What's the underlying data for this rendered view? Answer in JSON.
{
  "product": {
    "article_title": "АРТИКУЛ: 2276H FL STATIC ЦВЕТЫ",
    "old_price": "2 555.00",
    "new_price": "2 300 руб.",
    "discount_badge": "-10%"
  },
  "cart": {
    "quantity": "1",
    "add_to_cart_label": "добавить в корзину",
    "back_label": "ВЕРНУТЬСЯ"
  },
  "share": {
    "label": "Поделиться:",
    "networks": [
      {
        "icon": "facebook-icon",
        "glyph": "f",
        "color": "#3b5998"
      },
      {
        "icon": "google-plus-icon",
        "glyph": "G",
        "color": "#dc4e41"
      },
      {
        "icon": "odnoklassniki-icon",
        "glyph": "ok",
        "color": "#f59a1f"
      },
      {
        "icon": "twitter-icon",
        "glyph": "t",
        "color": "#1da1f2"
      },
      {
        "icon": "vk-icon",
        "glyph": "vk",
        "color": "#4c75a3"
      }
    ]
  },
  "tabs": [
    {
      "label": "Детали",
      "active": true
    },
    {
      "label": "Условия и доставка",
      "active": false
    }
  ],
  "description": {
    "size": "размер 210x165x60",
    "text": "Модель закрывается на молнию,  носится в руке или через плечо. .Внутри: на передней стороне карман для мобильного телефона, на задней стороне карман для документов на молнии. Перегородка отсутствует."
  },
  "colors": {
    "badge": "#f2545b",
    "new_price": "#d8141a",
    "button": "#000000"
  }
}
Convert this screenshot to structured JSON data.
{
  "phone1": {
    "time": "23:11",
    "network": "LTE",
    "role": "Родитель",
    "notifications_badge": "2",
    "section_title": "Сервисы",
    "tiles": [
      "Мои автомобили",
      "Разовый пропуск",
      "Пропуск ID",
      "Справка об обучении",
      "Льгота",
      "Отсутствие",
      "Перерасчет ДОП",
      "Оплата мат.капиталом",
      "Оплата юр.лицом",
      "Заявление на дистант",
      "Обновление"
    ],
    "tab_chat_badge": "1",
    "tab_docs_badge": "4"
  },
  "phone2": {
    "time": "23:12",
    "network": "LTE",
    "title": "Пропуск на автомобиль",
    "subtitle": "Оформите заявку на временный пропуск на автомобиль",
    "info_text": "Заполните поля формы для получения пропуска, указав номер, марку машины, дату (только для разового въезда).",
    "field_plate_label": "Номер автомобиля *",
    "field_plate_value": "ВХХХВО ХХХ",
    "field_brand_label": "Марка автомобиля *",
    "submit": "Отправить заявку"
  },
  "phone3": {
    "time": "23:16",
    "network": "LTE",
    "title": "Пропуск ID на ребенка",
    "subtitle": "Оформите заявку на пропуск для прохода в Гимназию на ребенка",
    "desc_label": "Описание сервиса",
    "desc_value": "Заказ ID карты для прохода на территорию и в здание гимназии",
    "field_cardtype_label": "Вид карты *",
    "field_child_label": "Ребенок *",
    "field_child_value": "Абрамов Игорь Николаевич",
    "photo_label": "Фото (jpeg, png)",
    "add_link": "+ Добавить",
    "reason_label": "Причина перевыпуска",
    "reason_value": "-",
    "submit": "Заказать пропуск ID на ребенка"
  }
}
━━━━━━
■ **Exercise prompt**
Give the count of lines in the data shown above that contain "автомобиля", and nothing else.

■ **Solution to the problem**
2